Excerpt provided ->
************
Shunsuke Saito 齋藤 俊輔

Personal information
- Date of birth: 26 April 2005 (age 21)
- Place of birth: Kanagawa, Japan
- Height: 1.74 m (5 ft 9 in)
- Position: Winger

Team information
- Current team: K.V.C. Westerlo
- Number: 38

Youth career
- SCH FC
- 0000–2020: Yokohama F. Marinos
- 2021–2023: Toko Gakuen High School

Senior career*
- Years: Team / Apps / (Gls)
- 2024–2026: Mito HollyHock / 10 / (0)
- 2026–: K.V.C. Westerlo / 17 / (1)

International career
- 2024–2025: Japan U20 / 8 / (1)

= Shunsuke Saito =

Japanese footballer (born 2005)
************
Provided data ->
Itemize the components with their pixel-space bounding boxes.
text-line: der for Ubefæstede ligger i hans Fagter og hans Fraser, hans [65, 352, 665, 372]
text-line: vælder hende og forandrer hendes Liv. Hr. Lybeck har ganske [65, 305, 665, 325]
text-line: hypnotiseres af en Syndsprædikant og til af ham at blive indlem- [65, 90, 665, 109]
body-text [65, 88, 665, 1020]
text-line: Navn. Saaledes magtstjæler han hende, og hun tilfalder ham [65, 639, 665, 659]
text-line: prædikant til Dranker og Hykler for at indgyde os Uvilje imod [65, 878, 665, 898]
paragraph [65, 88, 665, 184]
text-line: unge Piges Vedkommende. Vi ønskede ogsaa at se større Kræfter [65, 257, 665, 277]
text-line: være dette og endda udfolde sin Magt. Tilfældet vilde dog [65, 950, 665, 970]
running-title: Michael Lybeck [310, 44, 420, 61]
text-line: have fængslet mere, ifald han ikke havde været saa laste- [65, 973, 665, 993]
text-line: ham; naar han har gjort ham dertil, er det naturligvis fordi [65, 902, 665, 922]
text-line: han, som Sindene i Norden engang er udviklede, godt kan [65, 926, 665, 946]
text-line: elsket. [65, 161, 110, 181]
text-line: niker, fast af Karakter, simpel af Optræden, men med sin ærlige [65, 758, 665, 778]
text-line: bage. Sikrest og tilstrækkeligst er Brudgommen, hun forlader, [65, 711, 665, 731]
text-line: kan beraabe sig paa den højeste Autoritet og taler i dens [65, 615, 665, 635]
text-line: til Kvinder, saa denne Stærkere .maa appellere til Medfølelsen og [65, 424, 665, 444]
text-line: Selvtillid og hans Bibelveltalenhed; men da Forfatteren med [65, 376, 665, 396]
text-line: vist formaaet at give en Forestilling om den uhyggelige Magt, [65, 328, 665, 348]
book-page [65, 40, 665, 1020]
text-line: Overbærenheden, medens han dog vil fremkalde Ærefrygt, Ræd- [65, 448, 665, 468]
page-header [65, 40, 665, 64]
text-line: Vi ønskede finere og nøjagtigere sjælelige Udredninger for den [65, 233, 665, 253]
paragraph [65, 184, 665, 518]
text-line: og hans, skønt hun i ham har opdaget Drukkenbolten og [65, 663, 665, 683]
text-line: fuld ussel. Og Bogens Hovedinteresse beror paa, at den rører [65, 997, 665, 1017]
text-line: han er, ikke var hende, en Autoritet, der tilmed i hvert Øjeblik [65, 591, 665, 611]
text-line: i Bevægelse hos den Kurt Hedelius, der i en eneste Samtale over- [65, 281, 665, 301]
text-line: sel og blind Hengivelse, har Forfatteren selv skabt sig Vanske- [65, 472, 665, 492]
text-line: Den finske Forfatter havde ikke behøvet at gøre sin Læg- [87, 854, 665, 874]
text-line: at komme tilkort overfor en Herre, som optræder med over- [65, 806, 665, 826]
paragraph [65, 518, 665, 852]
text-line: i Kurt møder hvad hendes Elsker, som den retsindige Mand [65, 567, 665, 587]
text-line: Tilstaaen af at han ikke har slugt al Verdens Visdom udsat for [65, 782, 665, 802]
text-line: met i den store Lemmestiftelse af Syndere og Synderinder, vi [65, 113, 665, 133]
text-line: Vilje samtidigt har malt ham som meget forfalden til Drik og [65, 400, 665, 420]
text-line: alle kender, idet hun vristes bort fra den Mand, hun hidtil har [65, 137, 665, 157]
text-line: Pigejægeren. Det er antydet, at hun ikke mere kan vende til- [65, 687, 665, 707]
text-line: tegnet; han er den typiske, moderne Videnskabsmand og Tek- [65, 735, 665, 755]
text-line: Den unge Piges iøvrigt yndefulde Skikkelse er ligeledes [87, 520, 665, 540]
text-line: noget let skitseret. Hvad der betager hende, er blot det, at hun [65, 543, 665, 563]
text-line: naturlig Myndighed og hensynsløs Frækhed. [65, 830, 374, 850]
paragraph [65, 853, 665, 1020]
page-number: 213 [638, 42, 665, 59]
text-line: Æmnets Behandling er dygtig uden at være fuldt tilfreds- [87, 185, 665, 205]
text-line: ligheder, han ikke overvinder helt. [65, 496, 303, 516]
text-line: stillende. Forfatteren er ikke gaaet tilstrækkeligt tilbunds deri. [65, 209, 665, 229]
************
Task set ->
A) Using the Shunsuke Saito profile, answer each question on its own line:
(i) What position does he play?
(ii) What number does he wear for his current team?
(iii) Which school appears in his youth career for 2021–2023?
B) Carry on the Shunsuke Saito profile from its last line.

Responses by task ->
A)
(i) Winger
(ii) 38
(iii) Toko Gakuen High School

B)
Shunsuke Saito (齋藤 俊輔, Saitō Shunsuke) is a Japanese footballer who plays as a winger for Belgian Pro League club K.V.C. Westerlo.

==Club career==

Saito moved to Mito HollyHock from Toko Gakuen High School in 2024. He scored 9 goals in 43 league games. In 2025, Mito HollyHock gained promotion to the J1 League. In January 2026, he moved to Belgian Pro League club K.V.C. Westerlo.